The entries below should be transcribed in their entirety, exactly as written.

--

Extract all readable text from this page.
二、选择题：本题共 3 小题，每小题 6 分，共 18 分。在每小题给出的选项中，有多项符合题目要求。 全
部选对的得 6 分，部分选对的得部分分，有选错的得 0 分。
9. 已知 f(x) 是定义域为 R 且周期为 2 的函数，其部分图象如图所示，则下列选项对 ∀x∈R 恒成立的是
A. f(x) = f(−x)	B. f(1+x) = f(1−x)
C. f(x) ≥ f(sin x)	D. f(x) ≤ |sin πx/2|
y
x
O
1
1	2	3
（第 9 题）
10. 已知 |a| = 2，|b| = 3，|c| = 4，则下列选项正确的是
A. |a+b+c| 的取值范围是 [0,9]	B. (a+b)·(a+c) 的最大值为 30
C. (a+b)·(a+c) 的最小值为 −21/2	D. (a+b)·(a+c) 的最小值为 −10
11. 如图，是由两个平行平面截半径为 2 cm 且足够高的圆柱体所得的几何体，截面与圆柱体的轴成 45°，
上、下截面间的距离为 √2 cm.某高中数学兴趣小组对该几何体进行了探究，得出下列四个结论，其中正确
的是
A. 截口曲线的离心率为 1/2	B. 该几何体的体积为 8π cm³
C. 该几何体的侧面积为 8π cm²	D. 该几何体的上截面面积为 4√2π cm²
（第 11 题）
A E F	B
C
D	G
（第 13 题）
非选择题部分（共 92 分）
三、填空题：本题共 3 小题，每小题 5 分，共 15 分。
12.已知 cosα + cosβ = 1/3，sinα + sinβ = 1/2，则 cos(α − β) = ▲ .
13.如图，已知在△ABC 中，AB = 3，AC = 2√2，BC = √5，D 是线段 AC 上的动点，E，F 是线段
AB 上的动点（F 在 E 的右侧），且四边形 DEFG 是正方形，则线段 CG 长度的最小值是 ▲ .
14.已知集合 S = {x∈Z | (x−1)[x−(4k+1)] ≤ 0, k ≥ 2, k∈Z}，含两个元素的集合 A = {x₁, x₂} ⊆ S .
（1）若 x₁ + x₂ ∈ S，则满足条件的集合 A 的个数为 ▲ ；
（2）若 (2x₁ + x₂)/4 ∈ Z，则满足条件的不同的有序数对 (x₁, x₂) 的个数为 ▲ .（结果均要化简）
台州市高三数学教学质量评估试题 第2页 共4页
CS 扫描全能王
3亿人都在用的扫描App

--

### EXPECTED OUTPUT
Extract all readable text from this page.
二、选择题：本题共 3 小题，每小题 6 分，共 18 分。在每小题给出的选项中，有多项符合题目要求。 全
部选对的得 6 分，部分选对的得部分分，有选错的得 0 分。
9. 已知 f(x) 是定义域为 R 且周期为 2 的函数，其部分图象如图所示，则下列选项对 ∀x∈R 恒成立的是
A. f(x) = f(−x)	B. f(1+x) = f(1−x)
C. f(x) ≥ f(sin x)	D. f(x) ≤ |sin πx/2|
y
x
O
1
1	2	3
（第 9 题）
10. 已知 |a| = 2，|b| = 3，|c| = 4，则下列选项正确的是
A. |a+b+c| 的取值范围是 [0,9]	B. (a+b)·(a+c) 的最大值为 30
C. (a+b)·(a+c) 的最小值为 −21/2	D. (a+b)·(a+c) 的最小值为 −10
11. 如图，是由两个平行平面截半径为 2 cm 且足够高的圆柱体所得的几何体，截面与圆柱体的轴成 45°，
上、下截面间的距离为 √2 cm.某高中数学兴趣小组对该几何体进行了探究，得出下列四个结论，其中正确
的是
A. 截口曲线的离心率为 1/2	B. 该几何体的体积为 8π cm³
C. 该几何体的侧面积为 8π cm²	D. 该几何体的上截面面积为 4√2π cm²
（第 11 题）
A E F	B
C
D	G
（第 13 题）
非选择题部分（共 92 分）
三、填空题：本题共 3 小题，每小题 5 分，共 15 分。
12.已知 cosα + cosβ = 1/3，sinα + sinβ = 1/2，则 cos(α − β) = ▲ .
13.如图，已知在△ABC 中，AB = 3，AC = 2√2，BC = √5，D 是线段 AC 上的动点，E，F 是线段
AB 上的动点（F 在 E 的右侧），且四边形 DEFG 是正方形，则线段 CG 长度的最小值是 ▲ .
14.已知集合 S = {x∈Z | (x−1)[x−(4k+1)] ≤ 0, k ≥ 2, k∈Z}，含两个元素的集合 A = {x₁, x₂} ⊆ S .
（1）若 x₁ + x₂ ∈ S，则满足条件的集合 A 的个数为 ▲ ；
（2）若 (2x₁ + x₂)/4 ∈ Z，则满足条件的不同的有序数对 (x₁, x₂) 的个数为 ▲ .（结果均要化简）
台州市高三数学教学质量评估试题 第2页 共4页
CS 扫描全能王
3亿人都在用的扫描App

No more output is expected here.